— Begin RECORDS FOR THIS TASK —

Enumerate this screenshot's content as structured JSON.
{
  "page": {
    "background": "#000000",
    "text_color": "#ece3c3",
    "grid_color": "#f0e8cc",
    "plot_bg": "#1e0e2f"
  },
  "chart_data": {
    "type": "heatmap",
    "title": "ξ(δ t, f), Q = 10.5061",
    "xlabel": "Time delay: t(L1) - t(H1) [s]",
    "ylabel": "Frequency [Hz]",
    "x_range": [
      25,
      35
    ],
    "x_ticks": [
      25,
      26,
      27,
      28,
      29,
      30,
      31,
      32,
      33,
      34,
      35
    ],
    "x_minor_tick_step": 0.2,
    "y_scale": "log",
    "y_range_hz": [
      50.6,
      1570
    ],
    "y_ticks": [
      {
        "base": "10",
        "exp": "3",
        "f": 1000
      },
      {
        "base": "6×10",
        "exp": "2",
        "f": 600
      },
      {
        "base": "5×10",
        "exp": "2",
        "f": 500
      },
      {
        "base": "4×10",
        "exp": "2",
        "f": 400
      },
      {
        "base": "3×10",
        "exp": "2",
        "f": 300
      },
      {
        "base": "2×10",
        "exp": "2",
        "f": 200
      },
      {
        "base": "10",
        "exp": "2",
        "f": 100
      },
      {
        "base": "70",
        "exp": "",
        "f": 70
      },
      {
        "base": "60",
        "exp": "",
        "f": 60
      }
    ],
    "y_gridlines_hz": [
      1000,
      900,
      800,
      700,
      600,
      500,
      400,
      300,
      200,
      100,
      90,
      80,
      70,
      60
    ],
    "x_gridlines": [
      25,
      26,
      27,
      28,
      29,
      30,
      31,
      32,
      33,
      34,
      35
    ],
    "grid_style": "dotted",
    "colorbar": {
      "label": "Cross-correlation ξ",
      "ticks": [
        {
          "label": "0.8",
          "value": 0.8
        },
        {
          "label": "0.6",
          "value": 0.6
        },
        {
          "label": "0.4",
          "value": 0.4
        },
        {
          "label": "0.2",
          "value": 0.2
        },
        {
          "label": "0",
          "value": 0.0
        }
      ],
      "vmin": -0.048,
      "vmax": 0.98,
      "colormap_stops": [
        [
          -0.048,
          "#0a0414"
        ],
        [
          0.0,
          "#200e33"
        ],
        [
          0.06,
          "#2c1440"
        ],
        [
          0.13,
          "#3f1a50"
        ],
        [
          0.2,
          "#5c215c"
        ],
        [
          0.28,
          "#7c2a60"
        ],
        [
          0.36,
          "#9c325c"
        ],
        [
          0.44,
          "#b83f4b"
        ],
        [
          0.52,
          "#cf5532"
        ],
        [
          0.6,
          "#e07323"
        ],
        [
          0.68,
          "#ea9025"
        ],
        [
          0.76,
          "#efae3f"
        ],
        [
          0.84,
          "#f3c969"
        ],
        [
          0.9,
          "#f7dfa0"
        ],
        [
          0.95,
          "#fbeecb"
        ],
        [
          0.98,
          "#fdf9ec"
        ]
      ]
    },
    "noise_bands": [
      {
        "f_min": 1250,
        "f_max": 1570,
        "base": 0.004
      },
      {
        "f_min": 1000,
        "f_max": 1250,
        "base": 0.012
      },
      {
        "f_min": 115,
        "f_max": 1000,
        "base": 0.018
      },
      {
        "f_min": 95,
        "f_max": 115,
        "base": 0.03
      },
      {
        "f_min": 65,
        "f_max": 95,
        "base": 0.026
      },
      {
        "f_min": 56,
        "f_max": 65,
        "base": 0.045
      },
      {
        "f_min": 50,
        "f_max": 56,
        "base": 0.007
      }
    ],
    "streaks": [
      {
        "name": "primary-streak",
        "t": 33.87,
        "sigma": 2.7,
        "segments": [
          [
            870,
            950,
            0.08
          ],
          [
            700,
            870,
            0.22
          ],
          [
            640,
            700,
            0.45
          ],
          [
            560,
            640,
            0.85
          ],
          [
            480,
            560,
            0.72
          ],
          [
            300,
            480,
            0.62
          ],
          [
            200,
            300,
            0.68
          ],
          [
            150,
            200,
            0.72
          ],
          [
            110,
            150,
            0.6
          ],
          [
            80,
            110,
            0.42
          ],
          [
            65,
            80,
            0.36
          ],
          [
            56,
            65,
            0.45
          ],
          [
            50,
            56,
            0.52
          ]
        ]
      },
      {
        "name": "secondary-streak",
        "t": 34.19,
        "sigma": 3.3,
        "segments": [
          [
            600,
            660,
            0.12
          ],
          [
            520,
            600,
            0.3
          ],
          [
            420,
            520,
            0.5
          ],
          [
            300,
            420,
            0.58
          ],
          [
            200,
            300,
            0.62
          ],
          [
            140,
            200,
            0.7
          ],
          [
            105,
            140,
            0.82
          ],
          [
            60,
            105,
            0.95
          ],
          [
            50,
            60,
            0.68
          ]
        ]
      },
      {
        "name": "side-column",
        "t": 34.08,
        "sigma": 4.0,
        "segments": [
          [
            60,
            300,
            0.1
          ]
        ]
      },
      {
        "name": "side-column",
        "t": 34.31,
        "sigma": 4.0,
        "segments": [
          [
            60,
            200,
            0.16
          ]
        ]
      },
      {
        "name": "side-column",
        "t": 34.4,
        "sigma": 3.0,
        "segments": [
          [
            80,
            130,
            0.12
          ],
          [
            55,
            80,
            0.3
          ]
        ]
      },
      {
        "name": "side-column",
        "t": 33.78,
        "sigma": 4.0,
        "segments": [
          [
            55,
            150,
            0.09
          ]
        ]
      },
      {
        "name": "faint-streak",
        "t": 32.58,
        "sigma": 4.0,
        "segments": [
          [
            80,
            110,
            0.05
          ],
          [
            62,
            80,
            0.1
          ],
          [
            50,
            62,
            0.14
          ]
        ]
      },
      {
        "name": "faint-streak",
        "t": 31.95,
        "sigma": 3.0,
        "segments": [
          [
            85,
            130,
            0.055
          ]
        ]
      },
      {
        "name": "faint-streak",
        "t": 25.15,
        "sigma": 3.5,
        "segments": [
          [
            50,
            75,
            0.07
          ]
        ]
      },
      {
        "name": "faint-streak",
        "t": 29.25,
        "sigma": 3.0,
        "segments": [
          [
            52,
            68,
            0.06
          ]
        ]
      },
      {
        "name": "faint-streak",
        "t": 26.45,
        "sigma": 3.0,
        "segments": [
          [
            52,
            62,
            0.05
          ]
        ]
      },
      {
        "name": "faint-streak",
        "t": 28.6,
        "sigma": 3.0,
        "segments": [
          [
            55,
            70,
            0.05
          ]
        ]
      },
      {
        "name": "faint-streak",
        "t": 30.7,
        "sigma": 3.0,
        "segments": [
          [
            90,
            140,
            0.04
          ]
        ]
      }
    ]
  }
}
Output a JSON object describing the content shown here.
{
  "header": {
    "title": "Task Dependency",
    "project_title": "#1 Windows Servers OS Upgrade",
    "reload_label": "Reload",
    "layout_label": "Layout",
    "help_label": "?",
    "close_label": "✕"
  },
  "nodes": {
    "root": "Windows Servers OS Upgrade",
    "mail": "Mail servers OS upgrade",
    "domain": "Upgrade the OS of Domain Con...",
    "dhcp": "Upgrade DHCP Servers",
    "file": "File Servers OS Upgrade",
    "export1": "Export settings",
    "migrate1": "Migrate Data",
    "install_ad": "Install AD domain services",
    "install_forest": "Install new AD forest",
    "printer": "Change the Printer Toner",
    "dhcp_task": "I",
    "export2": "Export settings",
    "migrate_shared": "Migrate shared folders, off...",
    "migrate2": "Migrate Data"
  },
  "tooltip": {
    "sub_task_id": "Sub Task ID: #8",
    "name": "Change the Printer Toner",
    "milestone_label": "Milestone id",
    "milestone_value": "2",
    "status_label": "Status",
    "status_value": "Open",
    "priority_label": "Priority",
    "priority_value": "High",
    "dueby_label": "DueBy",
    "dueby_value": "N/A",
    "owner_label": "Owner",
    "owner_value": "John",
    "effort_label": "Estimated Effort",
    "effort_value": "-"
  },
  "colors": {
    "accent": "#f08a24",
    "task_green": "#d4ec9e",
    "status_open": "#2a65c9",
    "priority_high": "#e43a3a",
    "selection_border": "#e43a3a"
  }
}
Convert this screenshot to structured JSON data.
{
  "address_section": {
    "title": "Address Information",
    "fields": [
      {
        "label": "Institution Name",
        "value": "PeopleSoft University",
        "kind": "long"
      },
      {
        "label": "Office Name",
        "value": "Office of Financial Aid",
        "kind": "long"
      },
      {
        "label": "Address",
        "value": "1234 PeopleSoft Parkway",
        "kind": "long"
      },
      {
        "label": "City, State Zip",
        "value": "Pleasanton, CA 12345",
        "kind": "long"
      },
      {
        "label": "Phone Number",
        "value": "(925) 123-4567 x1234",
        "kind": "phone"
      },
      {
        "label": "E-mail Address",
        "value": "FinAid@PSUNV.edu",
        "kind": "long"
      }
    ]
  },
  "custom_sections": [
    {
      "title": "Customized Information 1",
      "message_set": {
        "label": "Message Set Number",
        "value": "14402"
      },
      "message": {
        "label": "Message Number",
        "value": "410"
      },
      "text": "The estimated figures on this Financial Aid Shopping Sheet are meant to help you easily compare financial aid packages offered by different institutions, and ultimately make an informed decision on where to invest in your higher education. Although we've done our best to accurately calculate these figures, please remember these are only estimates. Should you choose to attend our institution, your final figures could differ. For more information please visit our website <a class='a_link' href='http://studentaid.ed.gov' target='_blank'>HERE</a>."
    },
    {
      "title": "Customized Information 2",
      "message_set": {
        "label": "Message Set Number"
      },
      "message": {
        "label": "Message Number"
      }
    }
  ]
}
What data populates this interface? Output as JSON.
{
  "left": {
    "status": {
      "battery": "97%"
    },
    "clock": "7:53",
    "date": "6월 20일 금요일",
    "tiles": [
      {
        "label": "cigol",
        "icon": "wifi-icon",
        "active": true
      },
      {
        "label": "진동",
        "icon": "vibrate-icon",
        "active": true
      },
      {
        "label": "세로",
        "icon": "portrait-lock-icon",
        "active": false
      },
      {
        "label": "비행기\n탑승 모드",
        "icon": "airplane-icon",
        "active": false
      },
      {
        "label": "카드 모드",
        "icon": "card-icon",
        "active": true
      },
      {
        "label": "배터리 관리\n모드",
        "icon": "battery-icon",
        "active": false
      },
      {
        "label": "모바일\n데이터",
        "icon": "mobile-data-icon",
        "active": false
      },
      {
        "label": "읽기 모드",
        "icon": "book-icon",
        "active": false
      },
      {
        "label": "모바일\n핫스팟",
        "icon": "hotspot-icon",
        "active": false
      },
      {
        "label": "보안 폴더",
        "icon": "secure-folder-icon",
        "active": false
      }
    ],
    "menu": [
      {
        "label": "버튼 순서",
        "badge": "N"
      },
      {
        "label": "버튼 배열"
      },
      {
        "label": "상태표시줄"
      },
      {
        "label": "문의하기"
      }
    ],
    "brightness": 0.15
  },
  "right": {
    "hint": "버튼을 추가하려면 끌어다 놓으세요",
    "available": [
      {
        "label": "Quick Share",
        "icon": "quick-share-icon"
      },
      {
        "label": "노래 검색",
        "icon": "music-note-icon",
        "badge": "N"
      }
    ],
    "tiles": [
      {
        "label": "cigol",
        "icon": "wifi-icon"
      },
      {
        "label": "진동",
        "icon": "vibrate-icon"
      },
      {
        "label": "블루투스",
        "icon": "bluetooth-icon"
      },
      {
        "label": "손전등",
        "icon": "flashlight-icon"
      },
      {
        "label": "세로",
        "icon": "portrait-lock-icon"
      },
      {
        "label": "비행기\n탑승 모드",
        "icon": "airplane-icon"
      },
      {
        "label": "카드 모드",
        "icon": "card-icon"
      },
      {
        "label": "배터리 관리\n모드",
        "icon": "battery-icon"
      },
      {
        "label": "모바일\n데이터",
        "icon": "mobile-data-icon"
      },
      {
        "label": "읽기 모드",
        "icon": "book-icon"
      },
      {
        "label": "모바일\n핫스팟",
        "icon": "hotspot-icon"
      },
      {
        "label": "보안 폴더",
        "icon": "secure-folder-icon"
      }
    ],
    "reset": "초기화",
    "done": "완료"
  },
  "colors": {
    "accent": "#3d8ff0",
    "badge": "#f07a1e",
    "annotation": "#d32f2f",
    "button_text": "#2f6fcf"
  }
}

— End RECORDS FOR THIS TASK —

- PROBLEM -
Read the entries and select each line where the word "Office" is found.

- SOLUTION FOR THIS EXERCISE -
        "label": "Office Name",
        "value": "Office of Financial Aid",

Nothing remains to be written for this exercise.